To do:
Output the data below in full, byte for byte. Nothing may differ.

Data for the task:

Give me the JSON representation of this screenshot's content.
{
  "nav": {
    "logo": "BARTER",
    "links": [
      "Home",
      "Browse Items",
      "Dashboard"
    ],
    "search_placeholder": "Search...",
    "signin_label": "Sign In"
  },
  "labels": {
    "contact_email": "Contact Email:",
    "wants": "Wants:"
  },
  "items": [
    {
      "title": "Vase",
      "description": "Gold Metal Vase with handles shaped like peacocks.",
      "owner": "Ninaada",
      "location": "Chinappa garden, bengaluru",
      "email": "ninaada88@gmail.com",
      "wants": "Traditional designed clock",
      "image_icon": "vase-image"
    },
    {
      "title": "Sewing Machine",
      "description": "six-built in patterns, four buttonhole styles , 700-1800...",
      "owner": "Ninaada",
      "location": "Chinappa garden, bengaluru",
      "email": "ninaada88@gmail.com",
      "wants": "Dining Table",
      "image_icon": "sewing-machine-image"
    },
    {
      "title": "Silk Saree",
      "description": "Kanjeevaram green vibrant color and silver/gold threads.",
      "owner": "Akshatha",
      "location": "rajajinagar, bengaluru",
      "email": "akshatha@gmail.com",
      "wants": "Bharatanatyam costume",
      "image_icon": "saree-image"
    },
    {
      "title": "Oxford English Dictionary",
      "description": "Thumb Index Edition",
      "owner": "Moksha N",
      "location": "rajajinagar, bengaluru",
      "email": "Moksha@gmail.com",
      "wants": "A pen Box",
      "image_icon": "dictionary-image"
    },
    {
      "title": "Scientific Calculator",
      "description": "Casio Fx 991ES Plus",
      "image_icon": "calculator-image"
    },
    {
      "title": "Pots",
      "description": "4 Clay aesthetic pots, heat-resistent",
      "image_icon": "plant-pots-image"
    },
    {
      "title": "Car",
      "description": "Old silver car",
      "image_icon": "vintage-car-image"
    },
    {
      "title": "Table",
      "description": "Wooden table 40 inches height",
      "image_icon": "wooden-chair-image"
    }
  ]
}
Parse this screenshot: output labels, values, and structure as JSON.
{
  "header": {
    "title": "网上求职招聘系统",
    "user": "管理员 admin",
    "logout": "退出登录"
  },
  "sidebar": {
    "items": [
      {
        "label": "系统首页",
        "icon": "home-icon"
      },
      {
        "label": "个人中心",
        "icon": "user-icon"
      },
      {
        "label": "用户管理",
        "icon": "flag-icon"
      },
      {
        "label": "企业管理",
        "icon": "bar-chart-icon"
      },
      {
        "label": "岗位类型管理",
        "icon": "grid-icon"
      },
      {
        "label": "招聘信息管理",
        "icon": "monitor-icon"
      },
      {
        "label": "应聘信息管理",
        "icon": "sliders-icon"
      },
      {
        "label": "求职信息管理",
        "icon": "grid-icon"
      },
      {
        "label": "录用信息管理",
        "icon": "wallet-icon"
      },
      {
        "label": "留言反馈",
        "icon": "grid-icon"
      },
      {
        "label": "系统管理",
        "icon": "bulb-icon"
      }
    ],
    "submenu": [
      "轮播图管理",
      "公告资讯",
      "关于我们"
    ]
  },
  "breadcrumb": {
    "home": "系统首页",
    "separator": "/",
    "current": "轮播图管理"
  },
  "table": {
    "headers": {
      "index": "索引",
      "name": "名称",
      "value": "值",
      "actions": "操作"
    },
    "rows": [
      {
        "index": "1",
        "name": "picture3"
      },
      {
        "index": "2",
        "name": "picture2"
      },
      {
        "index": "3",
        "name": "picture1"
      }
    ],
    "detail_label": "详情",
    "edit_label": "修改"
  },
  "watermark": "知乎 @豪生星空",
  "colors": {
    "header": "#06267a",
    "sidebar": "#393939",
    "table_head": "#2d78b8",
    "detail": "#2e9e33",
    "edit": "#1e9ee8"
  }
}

Response:
Give me the JSON representation of this screenshot's content.
{
  "nav": {
    "logo": "BARTER",
    "links": [
      "Home",
      "Browse Items",
      "Dashboard"
    ],
    "search_placeholder": "Search...",
    "signin_label": "Sign In"
  },
  "labels": {
    "contact_email": "Contact Email:",
    "wants": "Wants:"
  },
  "items": [
    {
      "title": "Vase",
      "description": "Gold Metal Vase with handles shaped like peacocks.",
      "owner": "Ninaada",
      "location": "Chinappa garden, bengaluru",
      "email": "ninaada88@gmail.com",
      "wants": "Traditional designed clock",
      "image_icon": "vase-image"
    },
    {
      "title": "Sewing Machine",
      "description": "six-built in patterns, four buttonhole styles , 700-1800...",
      "owner": "Ninaada",
      "location": "Chinappa garden, bengaluru",
      "email": "ninaada88@gmail.com",
      "wants": "Dining Table",
      "image_icon": "sewing-machine-image"
    },
    {
      "title": "Silk Saree",
      "description": "Kanjeevaram green vibrant color and silver/gold threads.",
      "owner": "Akshatha",
      "location": "rajajinagar, bengaluru",
      "email": "akshatha@gmail.com",
      "wants": "Bharatanatyam costume",
      "image_icon": "saree-image"
    },
    {
      "title": "Oxford English Dictionary",
      "description": "Thumb Index Edition",
      "owner": "Moksha N",
      "location": "rajajinagar, bengaluru",
      "email": "Moksha@gmail.com",
      "wants": "A pen Box",
      "image_icon": "dictionary-image"
    },
    {
      "title": "Scientific Calculator",
      "description": "Casio Fx 991ES Plus",
      "image_icon": "calculator-image"
    },
    {
      "title": "Pots",
      "description": "4 Clay aesthetic pots, heat-resistent",
      "image_icon": "plant-pots-image"
    },
    {
      "title": "Car",
      "description": "Old silver car",
      "image_icon": "vintage-car-image"
    },
    {
      "title": "Table",
      "description": "Wooden table 40 inches height",
      "image_icon": "wooden-chair-image"
    }
  ]
}
Parse this screenshot: output labels, values, and structure as JSON.
{
  "header": {
    "title": "网上求职招聘系统",
    "user": "管理员 admin",
    "logout": "退出登录"
  },
  "sidebar": {
    "items": [
      {
        "label": "系统首页",
        "icon": "home-icon"
      },
      {
        "label": "个人中心",
        "icon": "user-icon"
      },
      {
        "label": "用户管理",
        "icon": "flag-icon"
      },
      {
        "label": "企业管理",
        "icon": "bar-chart-icon"
      },
      {
        "label": "岗位类型管理",
        "icon": "grid-icon"
      },
      {
        "label": "招聘信息管理",
        "icon": "monitor-icon"
      },
      {
        "label": "应聘信息管理",
        "icon": "sliders-icon"
      },
      {
        "label": "求职信息管理",
        "icon": "grid-icon"
      },
      {
        "label": "录用信息管理",
        "icon": "wallet-icon"
      },
      {
        "label": "留言反馈",
        "icon": "grid-icon"
      },
      {
        "label": "系统管理",
        "icon": "bulb-icon"
      }
    ],
    "submenu": [
      "轮播图管理",
      "公告资讯",
      "关于我们"
    ]
  },
  "breadcrumb": {
    "home": "系统首页",
    "separator": "/",
    "current": "轮播图管理"
  },
  "table": {
    "headers": {
      "index": "索引",
      "name": "名称",
      "value": "值",
      "actions": "操作"
    },
    "rows": [
      {
        "index": "1",
        "name": "picture3"
      },
      {
        "index": "2",
        "name": "picture2"
      },
      {
        "index": "3",
        "name": "picture1"
      }
    ],
    "detail_label": "详情",
    "edit_label": "修改"
  },
  "watermark": "知乎 @豪生星空",
  "colors": {
    "header": "#06267a",
    "sidebar": "#393939",
    "table_head": "#2d78b8",
    "detail": "#2e9e33",
    "edit": "#1e9ee8"
  }
}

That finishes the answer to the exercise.